━━━━━ DATA LINES

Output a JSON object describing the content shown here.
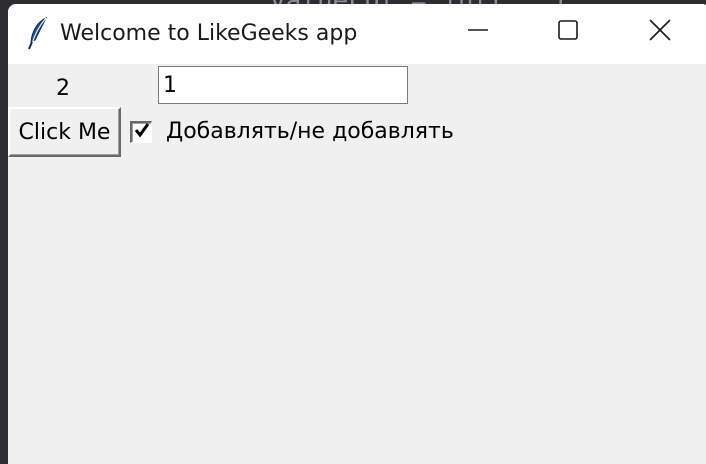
{
  "background_code": "valueLbl = int(...)",
  "window": {
    "title": "Welcome to LikeGeeks app",
    "controls": {
      "minimize_icon": "minimize-icon",
      "maximize_icon": "maximize-icon",
      "close_icon": "close-icon"
    }
  },
  "main": {
    "counter_label": "2",
    "entry_value": "1",
    "button_label": "Click Me",
    "checkbox": {
      "checked": true,
      "label": "Добавлять/не добавлять"
    }
  },
  "colors": {
    "window_bg": "#f0f0f0",
    "titlebar_bg": "#ffffff",
    "desktop_bg": "#2b2d31"
  }
}
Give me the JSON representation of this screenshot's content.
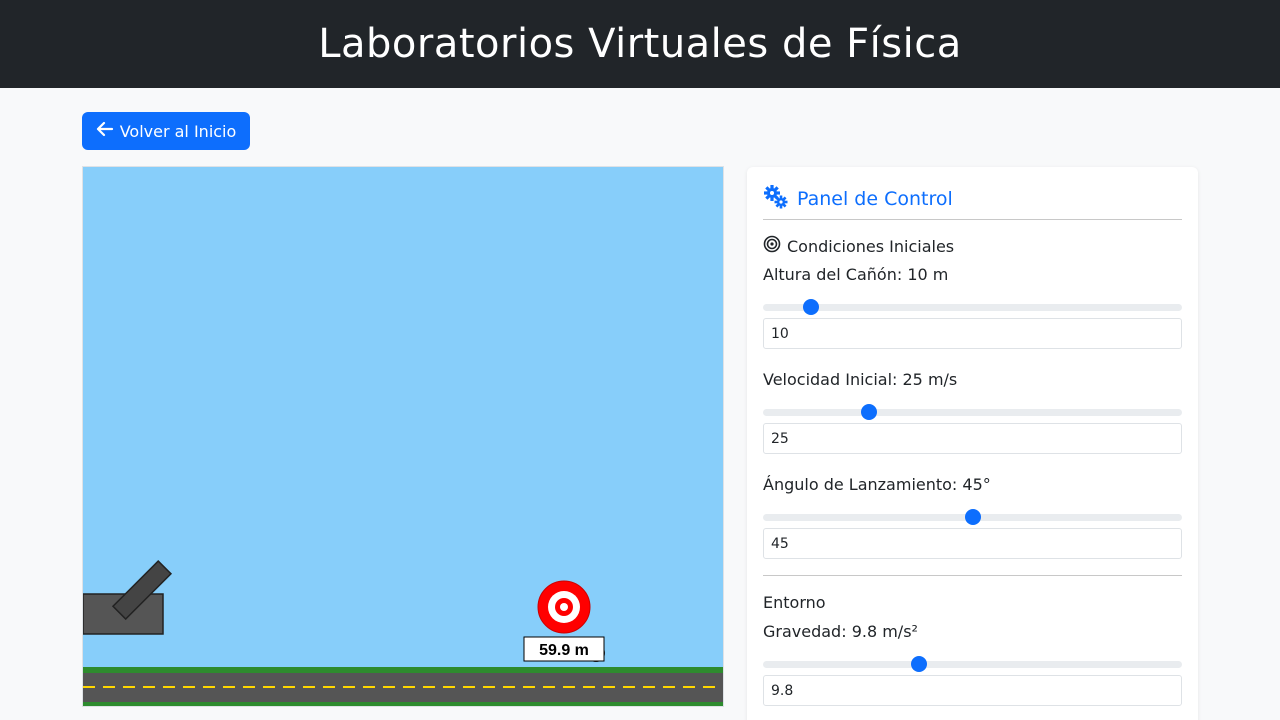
{
  "header": {
    "title": "Laboratorios Virtuales de Física"
  },
  "nav": {
    "back_label": "Volver al Inicio",
    "back_icon": "arrow-left-icon"
  },
  "simulation": {
    "target_distance_label": "59.9 m",
    "sky_color": "#87cefa",
    "grass_color": "#2e8b2e",
    "road_color": "#555555",
    "lane_color": "#ffd700",
    "target_color": "#ff0000"
  },
  "panel": {
    "title": "Panel de Control",
    "icon": "gears-icon",
    "initial_conditions": {
      "title": "Condiciones Iniciales",
      "icon": "bullseye-icon",
      "height": {
        "label": "Altura del Cañón: 10 m",
        "value": "10",
        "fraction": 0.115
      },
      "velocity": {
        "label": "Velocidad Inicial: 25 m/s",
        "value": "25",
        "fraction": 0.253
      },
      "angle": {
        "label": "Ángulo de Lanzamiento: 45°",
        "value": "45",
        "fraction": 0.5
      }
    },
    "environment": {
      "title": "Entorno",
      "gravity": {
        "label": "Gravedad: 9.8 m/s²",
        "value": "9.8",
        "fraction": 0.372
      }
    }
  },
  "colors": {
    "accent": "#0d6efd",
    "topbar": "#212529"
  }
}
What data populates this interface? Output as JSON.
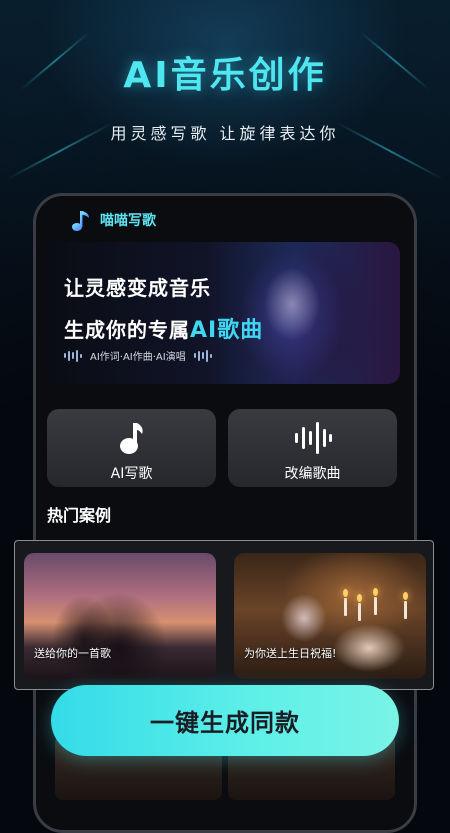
{
  "hero": {
    "title": "AI音乐创作",
    "subtitle": "用灵感写歌 让旋律表达你"
  },
  "app": {
    "name": "喵喵写歌",
    "logo_icon": "music-note-icon"
  },
  "banner": {
    "line1": "让灵感变成音乐",
    "line2_prefix": "生成你的专属",
    "line2_highlight": "AI歌曲",
    "tagline": "AI作词·AI作曲·AI演唱"
  },
  "features": [
    {
      "label": "AI写歌",
      "icon": "music-note-icon"
    },
    {
      "label": "改编歌曲",
      "icon": "sound-wave-icon"
    }
  ],
  "section": {
    "hot_cases_title": "热门案例"
  },
  "cases": [
    {
      "caption": "送给你的一首歌"
    },
    {
      "caption": "为你送上生日祝福!"
    }
  ],
  "cta": {
    "label": "一键生成同款"
  },
  "colors": {
    "accent": "#4ee6f0",
    "cta_start": "#33dbe8",
    "cta_end": "#7af3e6",
    "background": "#04070d"
  }
}
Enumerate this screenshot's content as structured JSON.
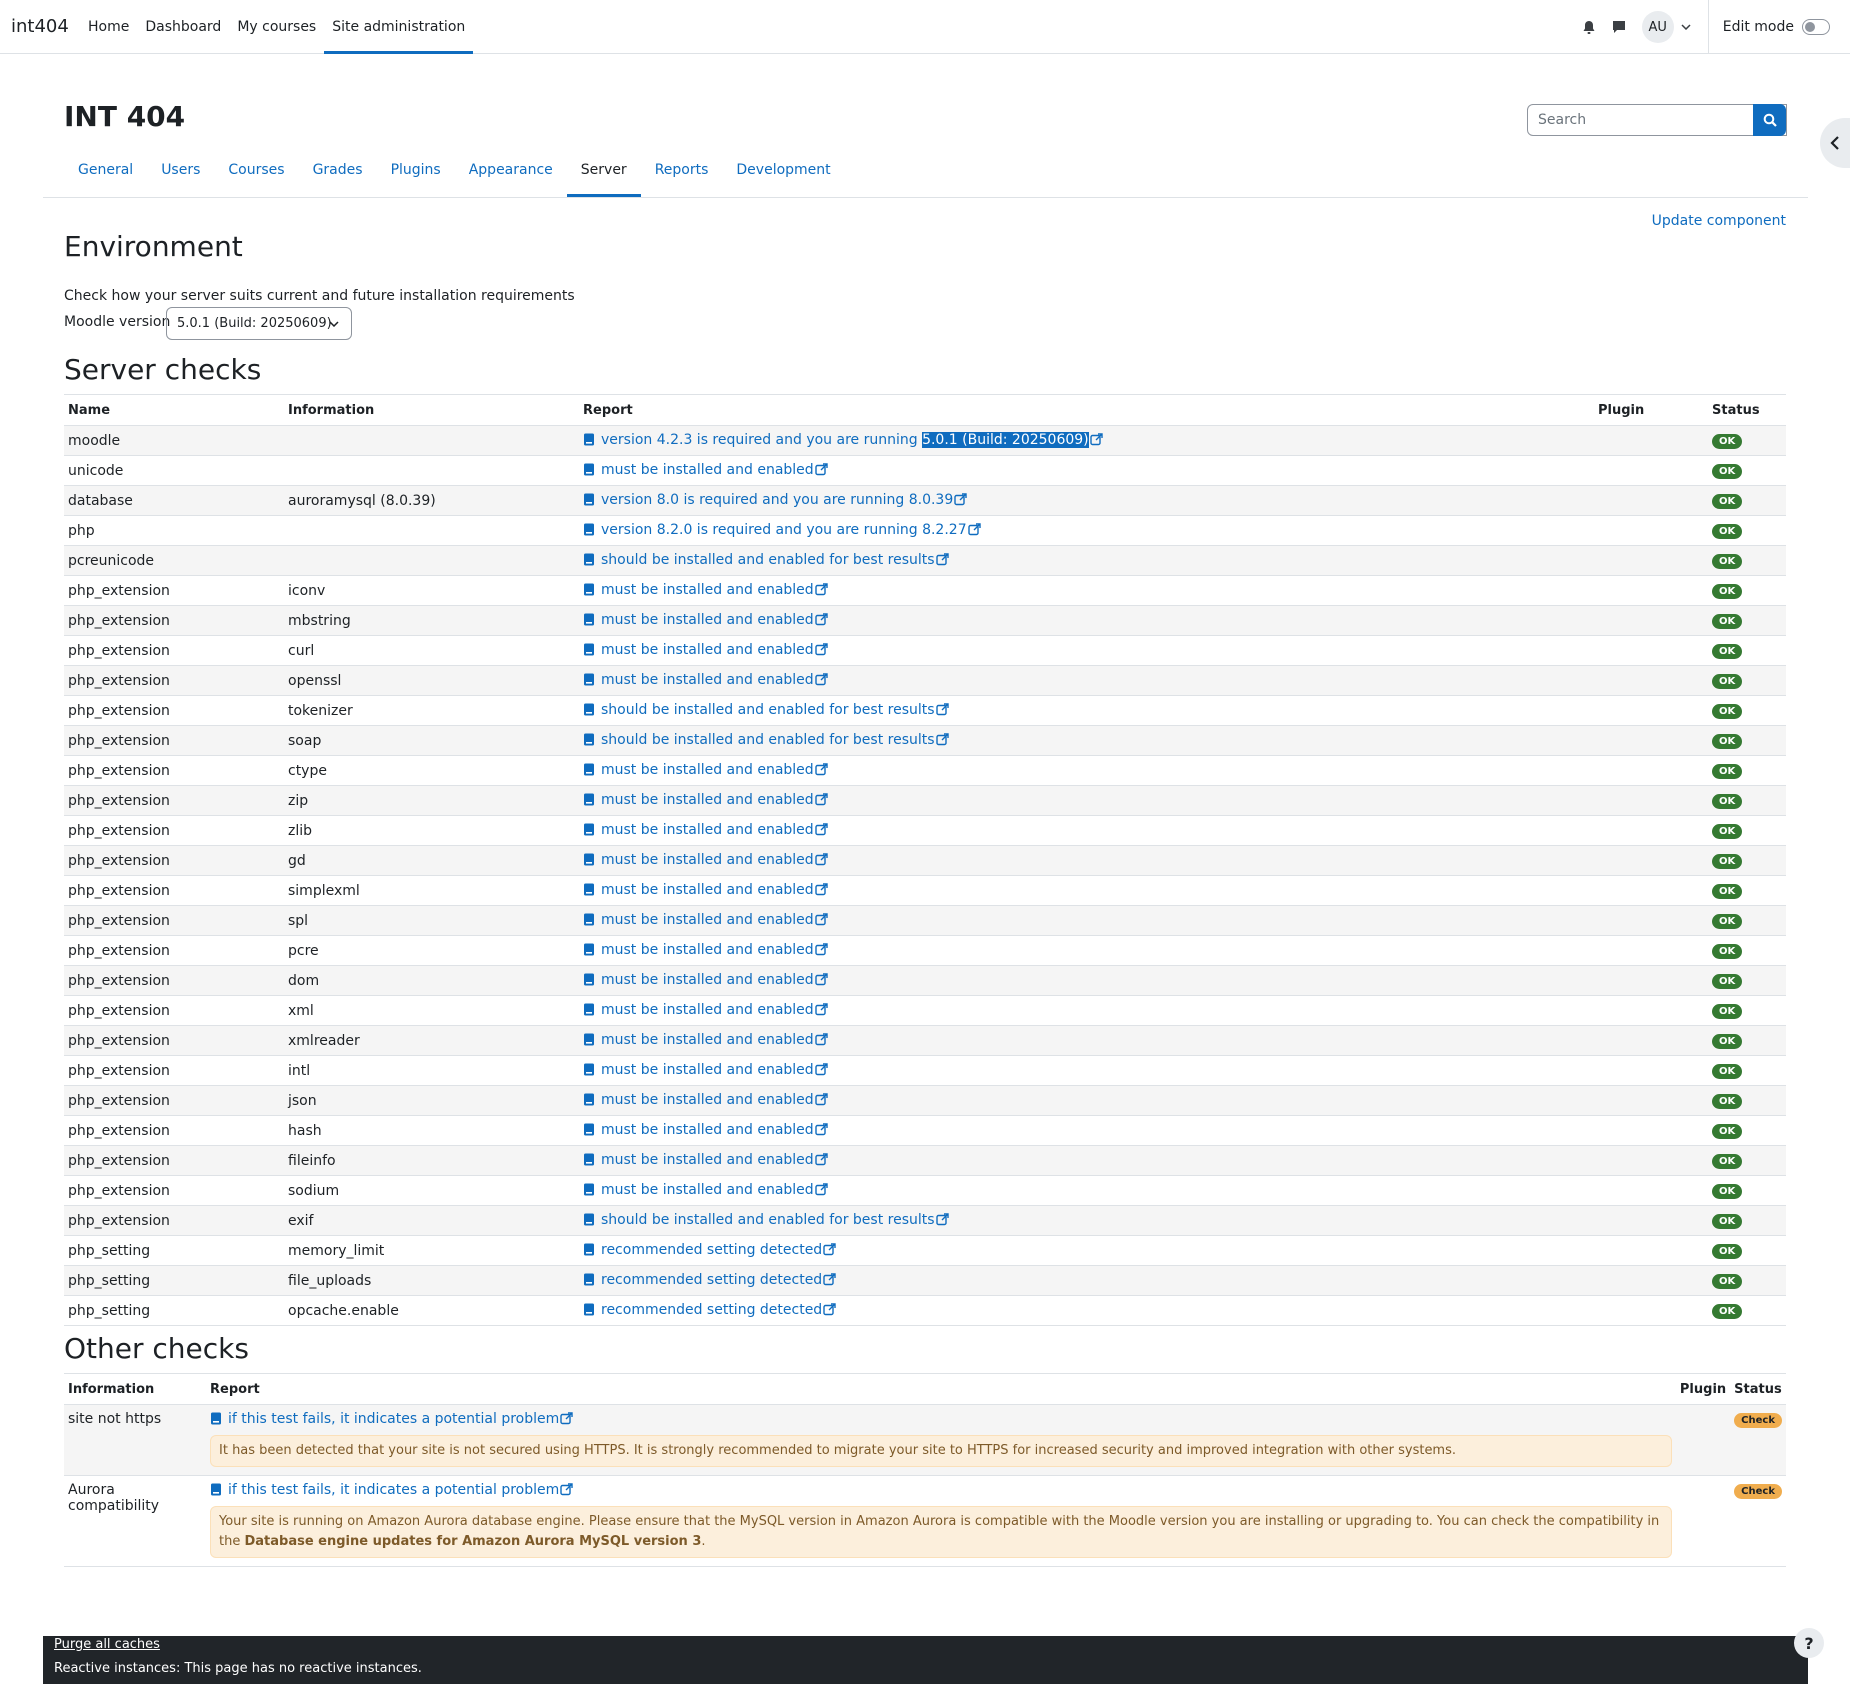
{
  "navbar": {
    "brand": "int404",
    "items": [
      {
        "label": "Home"
      },
      {
        "label": "Dashboard"
      },
      {
        "label": "My courses"
      },
      {
        "label": "Site administration"
      }
    ],
    "avatar": "AU",
    "edit_mode_label": "Edit mode"
  },
  "header": {
    "title": "INT 404",
    "search_placeholder": "Search"
  },
  "tabs": [
    {
      "label": "General"
    },
    {
      "label": "Users"
    },
    {
      "label": "Courses"
    },
    {
      "label": "Grades"
    },
    {
      "label": "Plugins"
    },
    {
      "label": "Appearance"
    },
    {
      "label": "Server"
    },
    {
      "label": "Reports"
    },
    {
      "label": "Development"
    }
  ],
  "update_component": "Update component",
  "environment": {
    "title": "Environment",
    "description": "Check how your server suits current and future installation requirements",
    "moodle_version_label": "Moodle version",
    "moodle_version_value": "5.0.1 (Build: 20250609)"
  },
  "server_checks": {
    "title": "Server checks",
    "columns": [
      "Name",
      "Information",
      "Report",
      "Plugin",
      "Status"
    ],
    "rows": [
      {
        "name": "moodle",
        "info": "",
        "report": "version 4.2.3 is required and you are running ",
        "report_highlight": "5.0.1 (Build: 20250609)",
        "status": "OK"
      },
      {
        "name": "unicode",
        "info": "",
        "report": "must be installed and enabled",
        "status": "OK"
      },
      {
        "name": "database",
        "info": "auroramysql (8.0.39)",
        "report": "version 8.0 is required and you are running 8.0.39",
        "status": "OK"
      },
      {
        "name": "php",
        "info": "",
        "report": "version 8.2.0 is required and you are running 8.2.27",
        "status": "OK"
      },
      {
        "name": "pcreunicode",
        "info": "",
        "report": "should be installed and enabled for best results",
        "status": "OK"
      },
      {
        "name": "php_extension",
        "info": "iconv",
        "report": "must be installed and enabled",
        "status": "OK"
      },
      {
        "name": "php_extension",
        "info": "mbstring",
        "report": "must be installed and enabled",
        "status": "OK"
      },
      {
        "name": "php_extension",
        "info": "curl",
        "report": "must be installed and enabled",
        "status": "OK"
      },
      {
        "name": "php_extension",
        "info": "openssl",
        "report": "must be installed and enabled",
        "status": "OK"
      },
      {
        "name": "php_extension",
        "info": "tokenizer",
        "report": "should be installed and enabled for best results",
        "status": "OK"
      },
      {
        "name": "php_extension",
        "info": "soap",
        "report": "should be installed and enabled for best results",
        "status": "OK"
      },
      {
        "name": "php_extension",
        "info": "ctype",
        "report": "must be installed and enabled",
        "status": "OK"
      },
      {
        "name": "php_extension",
        "info": "zip",
        "report": "must be installed and enabled",
        "status": "OK"
      },
      {
        "name": "php_extension",
        "info": "zlib",
        "report": "must be installed and enabled",
        "status": "OK"
      },
      {
        "name": "php_extension",
        "info": "gd",
        "report": "must be installed and enabled",
        "status": "OK"
      },
      {
        "name": "php_extension",
        "info": "simplexml",
        "report": "must be installed and enabled",
        "status": "OK"
      },
      {
        "name": "php_extension",
        "info": "spl",
        "report": "must be installed and enabled",
        "status": "OK"
      },
      {
        "name": "php_extension",
        "info": "pcre",
        "report": "must be installed and enabled",
        "status": "OK"
      },
      {
        "name": "php_extension",
        "info": "dom",
        "report": "must be installed and enabled",
        "status": "OK"
      },
      {
        "name": "php_extension",
        "info": "xml",
        "report": "must be installed and enabled",
        "status": "OK"
      },
      {
        "name": "php_extension",
        "info": "xmlreader",
        "report": "must be installed and enabled",
        "status": "OK"
      },
      {
        "name": "php_extension",
        "info": "intl",
        "report": "must be installed and enabled",
        "status": "OK"
      },
      {
        "name": "php_extension",
        "info": "json",
        "report": "must be installed and enabled",
        "status": "OK"
      },
      {
        "name": "php_extension",
        "info": "hash",
        "report": "must be installed and enabled",
        "status": "OK"
      },
      {
        "name": "php_extension",
        "info": "fileinfo",
        "report": "must be installed and enabled",
        "status": "OK"
      },
      {
        "name": "php_extension",
        "info": "sodium",
        "report": "must be installed and enabled",
        "status": "OK"
      },
      {
        "name": "php_extension",
        "info": "exif",
        "report": "should be installed and enabled for best results",
        "status": "OK"
      },
      {
        "name": "php_setting",
        "info": "memory_limit",
        "report": "recommended setting detected",
        "status": "OK"
      },
      {
        "name": "php_setting",
        "info": "file_uploads",
        "report": "recommended setting detected",
        "status": "OK"
      },
      {
        "name": "php_setting",
        "info": "opcache.enable",
        "report": "recommended setting detected",
        "status": "OK"
      }
    ]
  },
  "other_checks": {
    "title": "Other checks",
    "columns": [
      "Information",
      "Report",
      "Plugin",
      "Status"
    ],
    "rows": [
      {
        "info": "site not https",
        "report": "if this test fails, it indicates a potential problem",
        "alert": "It has been detected that your site is not secured using HTTPS. It is strongly recommended to migrate your site to HTTPS for increased security and improved integration with other systems.",
        "alert_bold": "",
        "alert_end": "",
        "status": "Check"
      },
      {
        "info": "Aurora compatibility",
        "report": "if this test fails, it indicates a potential problem",
        "alert": "Your site is running on Amazon Aurora database engine. Please ensure that the MySQL version in Amazon Aurora is compatible with the Moodle version you are installing or upgrading to. You can check the compatibility in the ",
        "alert_bold": "Database engine updates for Amazon Aurora MySQL version 3",
        "alert_end": ".",
        "status": "Check"
      }
    ]
  },
  "footer": {
    "purge": "Purge all caches",
    "reactive": "Reactive instances: This page has no reactive instances."
  },
  "help": "?",
  "colors": {
    "accent": "#0f6cbf",
    "ok": "#357a32",
    "check": "#f0ad4e",
    "footer": "#212529"
  }
}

━━━━━━━━━━

-- TO DO --
List every line from the entries above in which "screenshot" appears.

-- CORRECT ANSWER --
Give me the JSON representation of this screenshot's content.
Enumerate this screenshot's content as structured JSON.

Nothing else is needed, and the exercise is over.